WHAT IS ASKED
Collect all lines containing the word "Letter" from the data.

Stored data:
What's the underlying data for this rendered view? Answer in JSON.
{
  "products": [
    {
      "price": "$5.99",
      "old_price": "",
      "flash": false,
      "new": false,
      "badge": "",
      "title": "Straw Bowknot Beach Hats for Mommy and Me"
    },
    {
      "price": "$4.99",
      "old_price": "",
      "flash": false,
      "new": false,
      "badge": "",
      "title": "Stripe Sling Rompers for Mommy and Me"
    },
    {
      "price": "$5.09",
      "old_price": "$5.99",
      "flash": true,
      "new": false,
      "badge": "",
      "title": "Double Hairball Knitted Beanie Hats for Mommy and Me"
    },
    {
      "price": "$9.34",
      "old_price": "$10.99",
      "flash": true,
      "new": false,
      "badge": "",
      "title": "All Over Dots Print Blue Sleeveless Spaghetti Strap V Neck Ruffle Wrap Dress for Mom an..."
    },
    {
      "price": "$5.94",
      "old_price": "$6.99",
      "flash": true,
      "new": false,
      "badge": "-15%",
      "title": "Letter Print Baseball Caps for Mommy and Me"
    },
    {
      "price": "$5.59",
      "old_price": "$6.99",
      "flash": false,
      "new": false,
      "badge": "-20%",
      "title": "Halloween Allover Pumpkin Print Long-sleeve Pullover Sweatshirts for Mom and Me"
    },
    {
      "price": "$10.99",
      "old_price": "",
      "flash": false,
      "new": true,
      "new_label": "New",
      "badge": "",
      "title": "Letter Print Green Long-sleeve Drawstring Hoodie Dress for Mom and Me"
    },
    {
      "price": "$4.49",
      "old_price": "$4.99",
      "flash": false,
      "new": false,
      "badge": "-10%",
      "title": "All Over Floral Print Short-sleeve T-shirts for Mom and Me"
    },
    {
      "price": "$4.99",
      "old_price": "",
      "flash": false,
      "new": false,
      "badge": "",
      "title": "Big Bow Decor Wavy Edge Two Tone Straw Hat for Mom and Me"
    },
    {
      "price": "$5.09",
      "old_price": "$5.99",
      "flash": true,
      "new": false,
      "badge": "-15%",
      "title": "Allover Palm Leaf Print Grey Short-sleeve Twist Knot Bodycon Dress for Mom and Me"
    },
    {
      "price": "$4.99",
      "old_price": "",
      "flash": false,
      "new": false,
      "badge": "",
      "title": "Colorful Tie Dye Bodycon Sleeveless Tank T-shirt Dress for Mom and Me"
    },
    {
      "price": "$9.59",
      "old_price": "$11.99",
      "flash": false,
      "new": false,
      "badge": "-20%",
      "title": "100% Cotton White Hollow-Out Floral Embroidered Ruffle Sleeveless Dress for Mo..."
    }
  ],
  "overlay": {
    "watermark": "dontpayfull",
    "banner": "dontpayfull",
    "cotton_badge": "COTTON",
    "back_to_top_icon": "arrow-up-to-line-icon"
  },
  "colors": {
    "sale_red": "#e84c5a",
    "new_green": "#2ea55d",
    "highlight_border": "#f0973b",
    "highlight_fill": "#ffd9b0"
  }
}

OUTPUT OF THE TASK
      "title": "Letter Print Baseball Caps for Mommy and Me"
      "title": "Letter Print Green Long-sleeve Drawstring Hoodie Dress for Mom and Me"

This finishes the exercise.